#### [Given request]
Every line that holds the string "atomului" is to be identified and copied.

══ Data for processing ══

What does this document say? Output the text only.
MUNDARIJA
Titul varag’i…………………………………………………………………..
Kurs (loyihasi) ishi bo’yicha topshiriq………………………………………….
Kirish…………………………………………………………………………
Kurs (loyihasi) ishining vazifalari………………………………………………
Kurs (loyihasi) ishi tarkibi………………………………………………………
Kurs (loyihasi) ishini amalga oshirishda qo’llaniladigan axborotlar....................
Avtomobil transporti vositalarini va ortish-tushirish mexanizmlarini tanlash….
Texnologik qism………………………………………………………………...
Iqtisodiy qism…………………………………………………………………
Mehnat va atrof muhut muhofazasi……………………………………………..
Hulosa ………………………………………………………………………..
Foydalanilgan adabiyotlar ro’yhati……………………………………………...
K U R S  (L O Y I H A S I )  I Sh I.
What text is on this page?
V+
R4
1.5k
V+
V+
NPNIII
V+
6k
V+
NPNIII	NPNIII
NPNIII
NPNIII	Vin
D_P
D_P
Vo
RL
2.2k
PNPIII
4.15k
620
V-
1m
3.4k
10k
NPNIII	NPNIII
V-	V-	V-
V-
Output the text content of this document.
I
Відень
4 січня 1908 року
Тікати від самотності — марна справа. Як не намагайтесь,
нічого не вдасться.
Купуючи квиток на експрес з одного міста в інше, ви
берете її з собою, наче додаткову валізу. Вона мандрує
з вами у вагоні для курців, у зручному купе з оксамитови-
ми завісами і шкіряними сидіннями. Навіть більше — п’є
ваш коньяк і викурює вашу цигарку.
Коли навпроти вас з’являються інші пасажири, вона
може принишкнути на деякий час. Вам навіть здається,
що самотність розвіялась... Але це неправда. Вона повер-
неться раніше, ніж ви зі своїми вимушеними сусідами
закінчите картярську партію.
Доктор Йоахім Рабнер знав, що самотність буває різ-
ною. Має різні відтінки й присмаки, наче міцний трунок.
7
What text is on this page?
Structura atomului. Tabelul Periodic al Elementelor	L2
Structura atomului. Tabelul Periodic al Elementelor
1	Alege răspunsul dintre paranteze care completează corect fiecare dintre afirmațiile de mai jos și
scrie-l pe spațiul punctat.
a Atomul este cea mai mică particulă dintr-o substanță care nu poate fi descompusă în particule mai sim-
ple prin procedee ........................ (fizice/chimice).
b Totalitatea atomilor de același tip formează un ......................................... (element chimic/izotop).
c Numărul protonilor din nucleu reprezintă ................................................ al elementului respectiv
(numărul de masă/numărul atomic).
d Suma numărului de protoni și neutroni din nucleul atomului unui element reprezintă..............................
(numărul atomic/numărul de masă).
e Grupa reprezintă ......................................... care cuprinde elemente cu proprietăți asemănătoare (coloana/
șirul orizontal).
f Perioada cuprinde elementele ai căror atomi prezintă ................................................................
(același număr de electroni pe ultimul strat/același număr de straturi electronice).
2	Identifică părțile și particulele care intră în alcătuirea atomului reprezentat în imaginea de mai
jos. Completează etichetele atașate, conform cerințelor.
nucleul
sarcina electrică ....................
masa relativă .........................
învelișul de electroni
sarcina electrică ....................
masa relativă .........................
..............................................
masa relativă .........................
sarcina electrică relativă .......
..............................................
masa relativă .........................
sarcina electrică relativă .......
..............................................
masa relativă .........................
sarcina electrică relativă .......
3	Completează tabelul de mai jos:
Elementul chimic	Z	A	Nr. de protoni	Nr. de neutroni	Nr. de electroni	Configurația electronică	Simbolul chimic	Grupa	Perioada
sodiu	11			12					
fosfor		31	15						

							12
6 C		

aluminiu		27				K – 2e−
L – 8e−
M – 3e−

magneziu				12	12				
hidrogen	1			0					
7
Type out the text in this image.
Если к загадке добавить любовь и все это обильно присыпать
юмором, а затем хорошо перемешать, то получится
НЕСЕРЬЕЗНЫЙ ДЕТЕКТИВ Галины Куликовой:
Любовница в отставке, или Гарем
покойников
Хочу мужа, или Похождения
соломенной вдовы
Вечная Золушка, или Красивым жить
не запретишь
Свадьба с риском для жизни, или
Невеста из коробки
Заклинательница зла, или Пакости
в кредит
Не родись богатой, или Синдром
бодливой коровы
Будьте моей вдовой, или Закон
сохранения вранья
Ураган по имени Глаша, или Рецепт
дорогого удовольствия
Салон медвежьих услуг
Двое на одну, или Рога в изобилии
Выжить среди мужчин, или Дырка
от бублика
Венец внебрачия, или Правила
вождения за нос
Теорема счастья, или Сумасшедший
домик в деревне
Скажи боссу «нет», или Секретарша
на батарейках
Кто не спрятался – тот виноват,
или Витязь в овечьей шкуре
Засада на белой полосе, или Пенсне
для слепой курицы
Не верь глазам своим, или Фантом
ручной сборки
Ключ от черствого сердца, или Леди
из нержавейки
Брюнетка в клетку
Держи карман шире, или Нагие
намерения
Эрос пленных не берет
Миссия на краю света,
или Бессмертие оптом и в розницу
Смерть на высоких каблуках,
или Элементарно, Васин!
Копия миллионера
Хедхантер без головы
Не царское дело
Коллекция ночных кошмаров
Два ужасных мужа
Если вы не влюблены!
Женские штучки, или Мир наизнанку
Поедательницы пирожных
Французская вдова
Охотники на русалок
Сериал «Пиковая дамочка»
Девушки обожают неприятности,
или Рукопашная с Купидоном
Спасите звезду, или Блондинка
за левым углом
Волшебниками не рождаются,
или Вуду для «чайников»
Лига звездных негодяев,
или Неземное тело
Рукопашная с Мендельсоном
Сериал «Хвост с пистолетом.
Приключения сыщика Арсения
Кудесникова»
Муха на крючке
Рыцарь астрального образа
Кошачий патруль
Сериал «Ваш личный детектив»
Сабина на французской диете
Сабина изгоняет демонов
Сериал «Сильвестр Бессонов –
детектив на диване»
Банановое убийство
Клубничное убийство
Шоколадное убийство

═══

#### [Written reply]
Structura atomului. Tabelul Periodic al Elementelor	L2
Structura atomului. Tabelul Periodic al Elementelor
d Suma numărului de protoni și neutroni din nucleul atomului unui element reprezintă..............................
2	Identifică părțile și particulele care intră în alcătuirea atomului reprezentat în imaginea de mai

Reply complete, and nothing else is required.